■ Exercise description
Copy the lines below as they are; omit the images they contain.

■ Listed entries
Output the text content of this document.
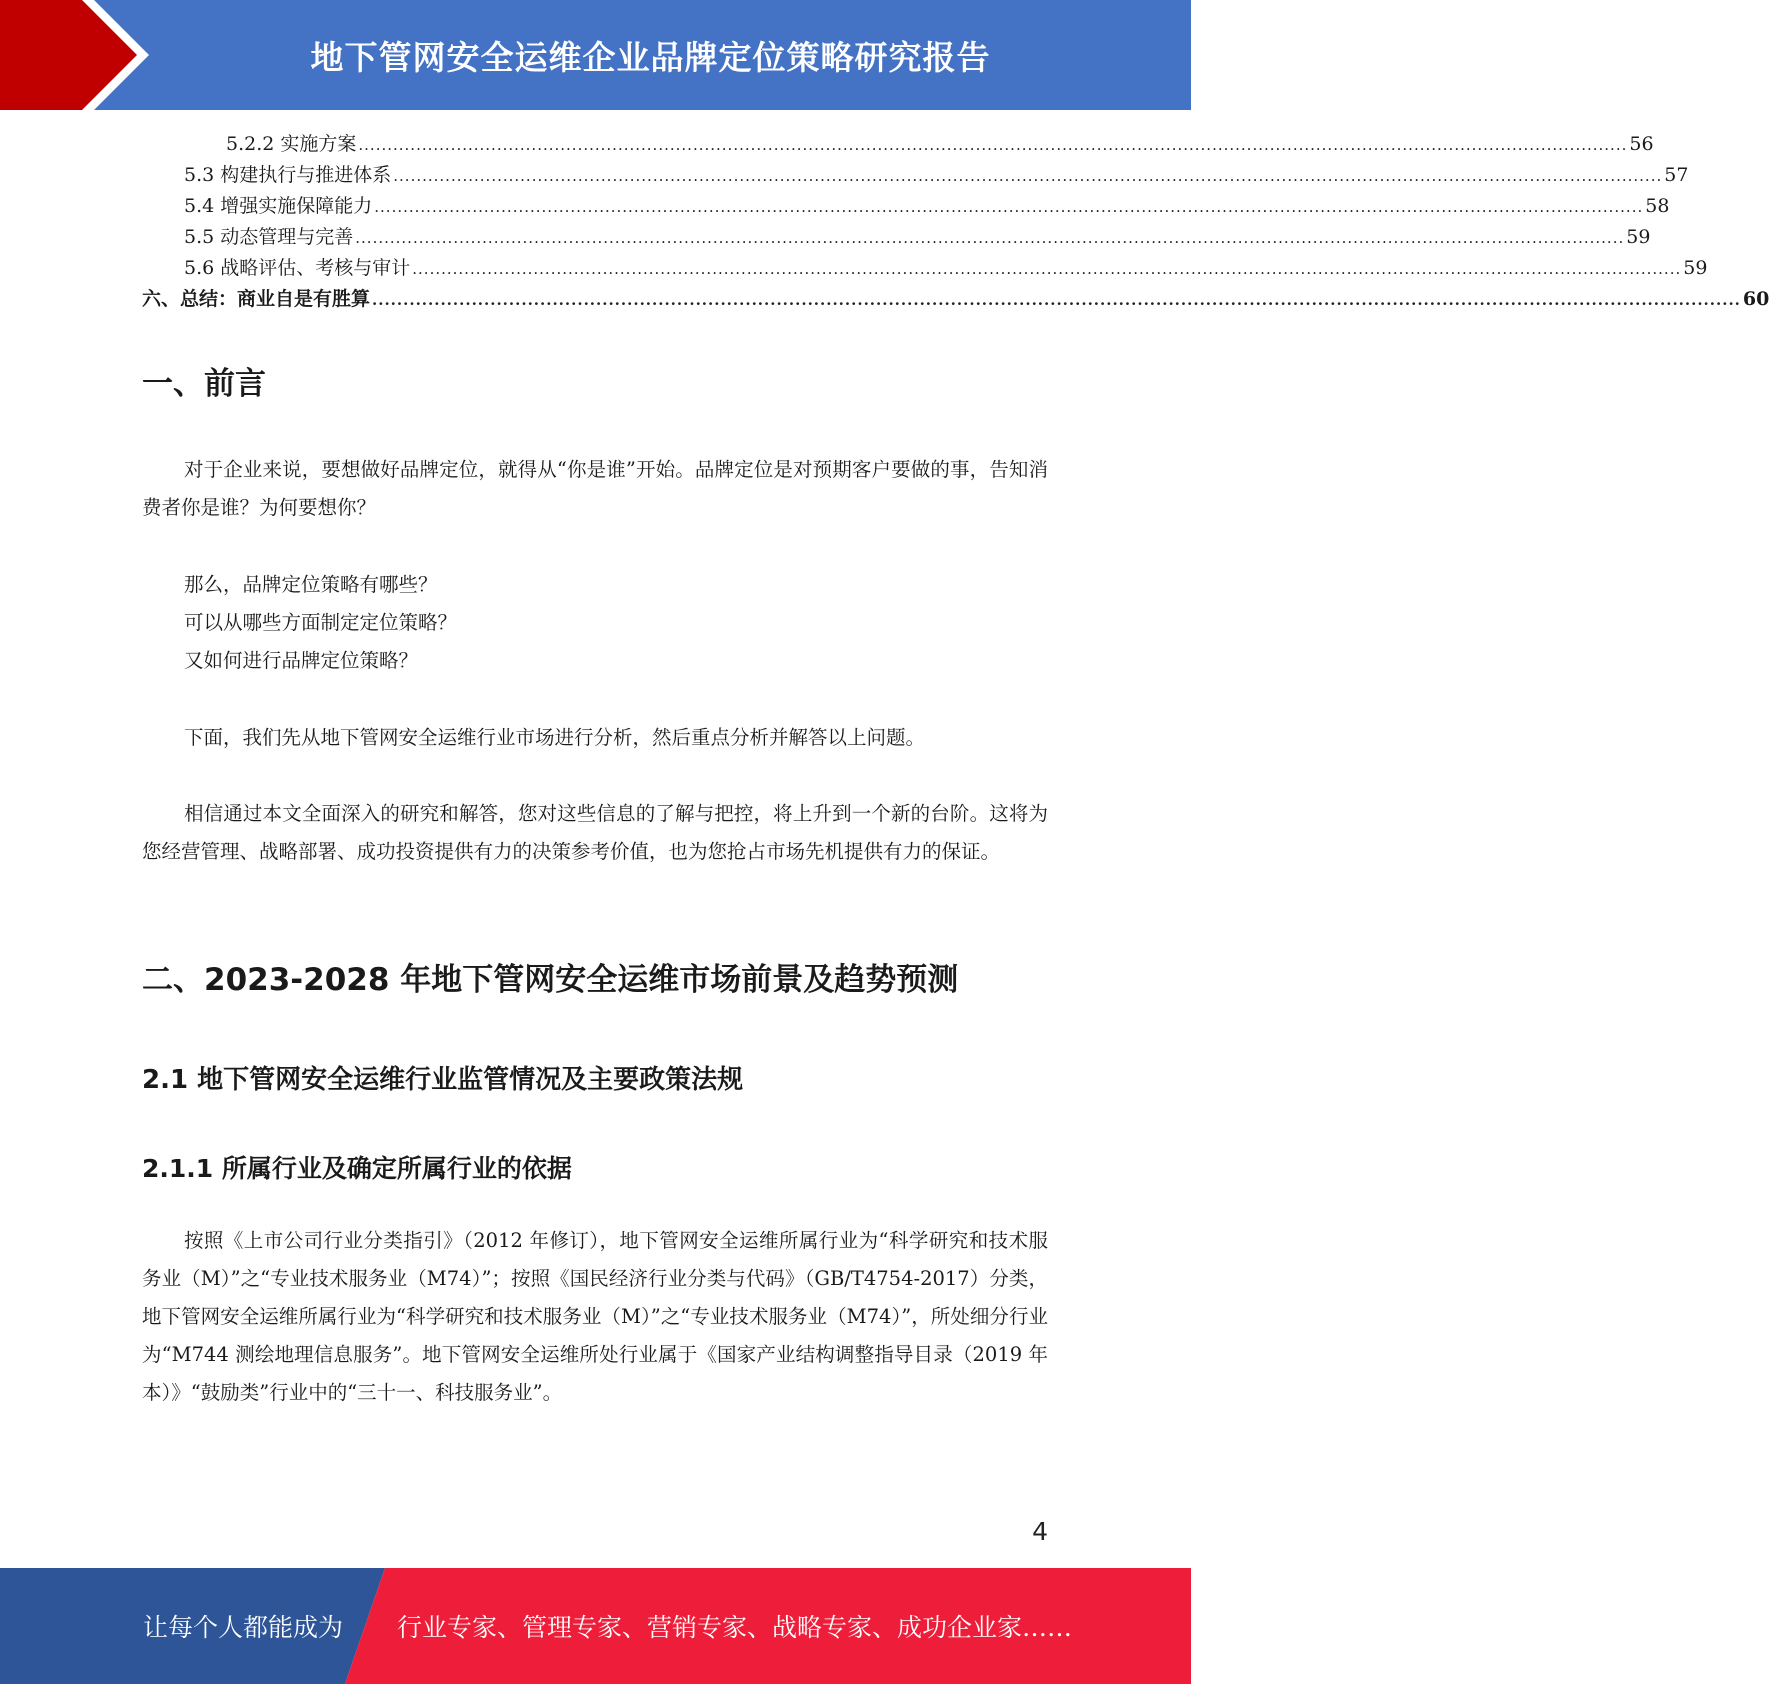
地下管网安全运维企业品牌定位策略研究报告
5.2.2 实施方案 ............................................................................................................................................................................................................................ 56
5.3 构建执行与推进体系 ............................................................................................................................................................................................................................ 57
5.4 增强实施保障能力 ............................................................................................................................................................................................................................ 58
5.5 动态管理与完善 ............................................................................................................................................................................................................................ 59
5.6 战略评估、考核与审计 ............................................................................................................................................................................................................................ 59
六、总结：商业自是有胜算 ............................................................................................................................................................................................................................ 60
一、前言

对于企业来说，要想做好品牌定位，就得从“你是谁”开始。品牌定位是对预期客户要做的事，告知消费者你是谁？为何要想你？

那么，品牌定位策略有哪些？

可以从哪些方面制定定位策略？

又如何进行品牌定位策略？

下面，我们先从地下管网安全运维行业市场进行分析，然后重点分析并解答以上问题。

相信通过本文全面深入的研究和解答，您对这些信息的了解与把控，将上升到一个新的台阶。这将为您经营管理、战略部署、成功投资提供有力的决策参考价值，也为您抢占市场先机提供有力的保证。

二、2023-2028 年地下管网安全运维市场前景及趋势预测
2.1 地下管网安全运维行业监管情况及主要政策法规
2.1.1 所属行业及确定所属行业的依据

按照《上市公司行业分类指引》（2012 年修订），地下管网安全运维所属行业为“科学研究和技术服务业（M）”之“专业技术服务业（M74）”；按照《国民经济行业分类与代码》（GB/T4754-2017）分类，地下管网安全运维所属行业为“科学研究和技术服务业（M）”之“专业技术服务业（M74）”，所处细分行业为“M744 测绘地理信息服务”。地下管网安全运维所处行业属于《国家产业结构调整指导目录（2019 年本）》“鼓励类”行业中的“三十一、科技服务业”。

4
让每个人都能成为 行业专家、管理专家、营销专家、战略专家、成功企业家……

■ Result of this exercise
Output the text content of this document.
地下管网安全运维企业品牌定位策略研究报告
5.2.2 实施方案 ............................................................................................................................................................................................................................ 56
5.3 构建执行与推进体系 ............................................................................................................................................................................................................................ 57
5.4 增强实施保障能力 ............................................................................................................................................................................................................................ 58
5.5 动态管理与完善 ............................................................................................................................................................................................................................ 59
5.6 战略评估、考核与审计 ............................................................................................................................................................................................................................ 59
六、总结：商业自是有胜算 ............................................................................................................................................................................................................................ 60
一、前言

对于企业来说，要想做好品牌定位，就得从“你是谁”开始。品牌定位是对预期客户要做的事，告知消费者你是谁？为何要想你？

那么，品牌定位策略有哪些？

可以从哪些方面制定定位策略？

又如何进行品牌定位策略？

下面，我们先从地下管网安全运维行业市场进行分析，然后重点分析并解答以上问题。

相信通过本文全面深入的研究和解答，您对这些信息的了解与把控，将上升到一个新的台阶。这将为您经营管理、战略部署、成功投资提供有力的决策参考价值，也为您抢占市场先机提供有力的保证。

二、2023-2028 年地下管网安全运维市场前景及趋势预测
2.1 地下管网安全运维行业监管情况及主要政策法规
2.1.1 所属行业及确定所属行业的依据

按照《上市公司行业分类指引》（2012 年修订），地下管网安全运维所属行业为“科学研究和技术服务业（M）”之“专业技术服务业（M74）”；按照《国民经济行业分类与代码》（GB/T4754-2017）分类，地下管网安全运维所属行业为“科学研究和技术服务业（M）”之“专业技术服务业（M74）”，所处细分行业为“M744 测绘地理信息服务”。地下管网安全运维所处行业属于《国家产业结构调整指导目录（2019 年本）》“鼓励类”行业中的“三十一、科技服务业”。

4
让每个人都能成为 行业专家、管理专家、营销专家、战略专家、成功企业家……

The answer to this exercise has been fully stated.